Return every entry exactly as written.

::: EXERCISE INPUTS

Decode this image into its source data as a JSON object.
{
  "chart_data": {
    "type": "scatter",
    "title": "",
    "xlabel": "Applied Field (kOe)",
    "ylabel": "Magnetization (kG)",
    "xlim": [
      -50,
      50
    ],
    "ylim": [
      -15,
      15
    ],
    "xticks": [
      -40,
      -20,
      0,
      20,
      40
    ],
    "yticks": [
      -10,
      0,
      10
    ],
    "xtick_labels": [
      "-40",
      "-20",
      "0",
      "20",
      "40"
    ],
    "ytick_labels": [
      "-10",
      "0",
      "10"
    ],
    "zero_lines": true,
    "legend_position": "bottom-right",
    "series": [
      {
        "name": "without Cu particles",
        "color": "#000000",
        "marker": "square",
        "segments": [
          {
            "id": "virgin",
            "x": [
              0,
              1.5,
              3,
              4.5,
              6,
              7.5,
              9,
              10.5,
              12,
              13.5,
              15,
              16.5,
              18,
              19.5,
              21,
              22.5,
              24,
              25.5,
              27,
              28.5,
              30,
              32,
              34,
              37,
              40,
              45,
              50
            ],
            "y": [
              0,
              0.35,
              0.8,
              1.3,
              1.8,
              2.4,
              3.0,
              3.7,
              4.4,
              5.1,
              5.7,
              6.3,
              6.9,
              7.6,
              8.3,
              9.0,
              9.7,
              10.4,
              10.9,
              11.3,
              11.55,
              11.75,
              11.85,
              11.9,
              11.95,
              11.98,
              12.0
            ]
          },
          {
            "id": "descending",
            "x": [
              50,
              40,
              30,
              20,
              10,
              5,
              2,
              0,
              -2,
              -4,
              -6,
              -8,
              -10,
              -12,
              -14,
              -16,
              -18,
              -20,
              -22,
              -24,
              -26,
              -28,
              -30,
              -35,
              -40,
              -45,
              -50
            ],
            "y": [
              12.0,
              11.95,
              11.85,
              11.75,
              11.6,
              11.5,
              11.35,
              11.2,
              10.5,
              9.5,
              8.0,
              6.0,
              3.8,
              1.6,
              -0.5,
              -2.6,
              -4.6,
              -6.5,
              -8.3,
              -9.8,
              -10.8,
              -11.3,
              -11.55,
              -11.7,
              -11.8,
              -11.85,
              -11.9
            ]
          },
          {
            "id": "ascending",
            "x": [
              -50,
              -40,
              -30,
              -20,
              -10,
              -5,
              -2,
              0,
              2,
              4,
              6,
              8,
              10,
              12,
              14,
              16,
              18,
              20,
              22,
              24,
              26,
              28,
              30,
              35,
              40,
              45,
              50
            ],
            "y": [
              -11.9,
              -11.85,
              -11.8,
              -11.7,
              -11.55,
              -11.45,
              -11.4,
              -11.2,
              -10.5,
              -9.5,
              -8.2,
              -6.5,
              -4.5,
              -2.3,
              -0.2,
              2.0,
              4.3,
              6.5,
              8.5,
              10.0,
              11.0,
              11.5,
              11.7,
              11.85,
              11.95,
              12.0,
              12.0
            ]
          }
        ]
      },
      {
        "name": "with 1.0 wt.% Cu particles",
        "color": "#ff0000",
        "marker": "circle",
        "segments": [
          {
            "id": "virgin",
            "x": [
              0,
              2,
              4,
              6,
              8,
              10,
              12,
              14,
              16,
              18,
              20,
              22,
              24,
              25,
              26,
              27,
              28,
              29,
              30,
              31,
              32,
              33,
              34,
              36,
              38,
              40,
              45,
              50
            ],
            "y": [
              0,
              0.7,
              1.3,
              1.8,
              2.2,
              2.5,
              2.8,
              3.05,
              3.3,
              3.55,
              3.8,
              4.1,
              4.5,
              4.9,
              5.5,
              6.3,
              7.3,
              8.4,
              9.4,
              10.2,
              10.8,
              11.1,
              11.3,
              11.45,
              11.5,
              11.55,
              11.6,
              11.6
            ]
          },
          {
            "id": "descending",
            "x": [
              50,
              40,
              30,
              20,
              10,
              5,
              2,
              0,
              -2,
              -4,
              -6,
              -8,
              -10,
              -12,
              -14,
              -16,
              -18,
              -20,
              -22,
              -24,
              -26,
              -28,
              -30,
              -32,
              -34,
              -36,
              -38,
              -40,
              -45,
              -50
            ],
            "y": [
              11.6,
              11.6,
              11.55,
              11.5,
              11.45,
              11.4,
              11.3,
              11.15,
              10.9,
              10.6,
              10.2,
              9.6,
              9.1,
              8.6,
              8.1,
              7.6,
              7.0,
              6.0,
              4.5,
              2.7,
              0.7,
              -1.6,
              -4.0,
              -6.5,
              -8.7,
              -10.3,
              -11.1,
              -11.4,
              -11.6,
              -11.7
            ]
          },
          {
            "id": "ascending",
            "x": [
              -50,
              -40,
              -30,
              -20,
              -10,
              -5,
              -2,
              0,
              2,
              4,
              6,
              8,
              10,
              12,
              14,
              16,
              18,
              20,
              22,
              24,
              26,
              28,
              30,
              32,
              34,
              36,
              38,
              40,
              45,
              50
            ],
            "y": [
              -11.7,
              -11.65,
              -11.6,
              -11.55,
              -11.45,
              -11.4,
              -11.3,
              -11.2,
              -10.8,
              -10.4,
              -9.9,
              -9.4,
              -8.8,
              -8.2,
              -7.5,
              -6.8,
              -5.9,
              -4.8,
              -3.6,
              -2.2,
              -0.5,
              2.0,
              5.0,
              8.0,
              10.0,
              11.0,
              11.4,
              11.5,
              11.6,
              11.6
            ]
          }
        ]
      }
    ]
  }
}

::::::

§ TASK ANSWER:
Decode this image into its source data as a JSON object.
{
  "chart_data": {
    "type": "scatter",
    "title": "",
    "xlabel": "Applied Field (kOe)",
    "ylabel": "Magnetization (kG)",
    "xlim": [
      -50,
      50
    ],
    "ylim": [
      -15,
      15
    ],
    "xticks": [
      -40,
      -20,
      0,
      20,
      40
    ],
    "yticks": [
      -10,
      0,
      10
    ],
    "xtick_labels": [
      "-40",
      "-20",
      "0",
      "20",
      "40"
    ],
    "ytick_labels": [
      "-10",
      "0",
      "10"
    ],
    "zero_lines": true,
    "legend_position": "bottom-right",
    "series": [
      {
        "name": "without Cu particles",
        "color": "#000000",
        "marker": "square",
        "segments": [
          {
            "id": "virgin",
            "x": [
              0,
              1.5,
              3,
              4.5,
              6,
              7.5,
              9,
              10.5,
              12,
              13.5,
              15,
              16.5,
              18,
              19.5,
              21,
              22.5,
              24,
              25.5,
              27,
              28.5,
              30,
              32,
              34,
              37,
              40,
              45,
              50
            ],
            "y": [
              0,
              0.35,
              0.8,
              1.3,
              1.8,
              2.4,
              3.0,
              3.7,
              4.4,
              5.1,
              5.7,
              6.3,
              6.9,
              7.6,
              8.3,
              9.0,
              9.7,
              10.4,
              10.9,
              11.3,
              11.55,
              11.75,
              11.85,
              11.9,
              11.95,
              11.98,
              12.0
            ]
          },
          {
            "id": "descending",
            "x": [
              50,
              40,
              30,
              20,
              10,
              5,
              2,
              0,
              -2,
              -4,
              -6,
              -8,
              -10,
              -12,
              -14,
              -16,
              -18,
              -20,
              -22,
              -24,
              -26,
              -28,
              -30,
              -35,
              -40,
              -45,
              -50
            ],
            "y": [
              12.0,
              11.95,
              11.85,
              11.75,
              11.6,
              11.5,
              11.35,
              11.2,
              10.5,
              9.5,
              8.0,
              6.0,
              3.8,
              1.6,
              -0.5,
              -2.6,
              -4.6,
              -6.5,
              -8.3,
              -9.8,
              -10.8,
              -11.3,
              -11.55,
              -11.7,
              -11.8,
              -11.85,
              -11.9
            ]
          },
          {
            "id": "ascending",
            "x": [
              -50,
              -40,
              -30,
              -20,
              -10,
              -5,
              -2,
              0,
              2,
              4,
              6,
              8,
              10,
              12,
              14,
              16,
              18,
              20,
              22,
              24,
              26,
              28,
              30,
              35,
              40,
              45,
              50
            ],
            "y": [
              -11.9,
              -11.85,
              -11.8,
              -11.7,
              -11.55,
              -11.45,
              -11.4,
              -11.2,
              -10.5,
              -9.5,
              -8.2,
              -6.5,
              -4.5,
              -2.3,
              -0.2,
              2.0,
              4.3,
              6.5,
              8.5,
              10.0,
              11.0,
              11.5,
              11.7,
              11.85,
              11.95,
              12.0,
              12.0
            ]
          }
        ]
      },
      {
        "name": "with 1.0 wt.% Cu particles",
        "color": "#ff0000",
        "marker": "circle",
        "segments": [
          {
            "id": "virgin",
            "x": [
              0,
              2,
              4,
              6,
              8,
              10,
              12,
              14,
              16,
              18,
              20,
              22,
              24,
              25,
              26,
              27,
              28,
              29,
              30,
              31,
              32,
              33,
              34,
              36,
              38,
              40,
              45,
              50
            ],
            "y": [
              0,
              0.7,
              1.3,
              1.8,
              2.2,
              2.5,
              2.8,
              3.05,
              3.3,
              3.55,
              3.8,
              4.1,
              4.5,
              4.9,
              5.5,
              6.3,
              7.3,
              8.4,
              9.4,
              10.2,
              10.8,
              11.1,
              11.3,
              11.45,
              11.5,
              11.55,
              11.6,
              11.6
            ]
          },
          {
            "id": "descending",
            "x": [
              50,
              40,
              30,
              20,
              10,
              5,
              2,
              0,
              -2,
              -4,
              -6,
              -8,
              -10,
              -12,
              -14,
              -16,
              -18,
              -20,
              -22,
              -24,
              -26,
              -28,
              -30,
              -32,
              -34,
              -36,
              -38,
              -40,
              -45,
              -50
            ],
            "y": [
              11.6,
              11.6,
              11.55,
              11.5,
              11.45,
              11.4,
              11.3,
              11.15,
              10.9,
              10.6,
              10.2,
              9.6,
              9.1,
              8.6,
              8.1,
              7.6,
              7.0,
              6.0,
              4.5,
              2.7,
              0.7,
              -1.6,
              -4.0,
              -6.5,
              -8.7,
              -10.3,
              -11.1,
              -11.4,
              -11.6,
              -11.7
            ]
          },
          {
            "id": "ascending",
            "x": [
              -50,
              -40,
              -30,
              -20,
              -10,
              -5,
              -2,
              0,
              2,
              4,
              6,
              8,
              10,
              12,
              14,
              16,
              18,
              20,
              22,
              24,
              26,
              28,
              30,
              32,
              34,
              36,
              38,
              40,
              45,
              50
            ],
            "y": [
              -11.7,
              -11.65,
              -11.6,
              -11.55,
              -11.45,
              -11.4,
              -11.3,
              -11.2,
              -10.8,
              -10.4,
              -9.9,
              -9.4,
              -8.8,
              -8.2,
              -7.5,
              -6.8,
              -5.9,
              -4.8,
              -3.6,
              -2.2,
              -0.5,
              2.0,
              5.0,
              8.0,
              10.0,
              11.0,
              11.4,
              11.5,
              11.6,
              11.6
            ]
          }
        ]
      }
    ]
  }
}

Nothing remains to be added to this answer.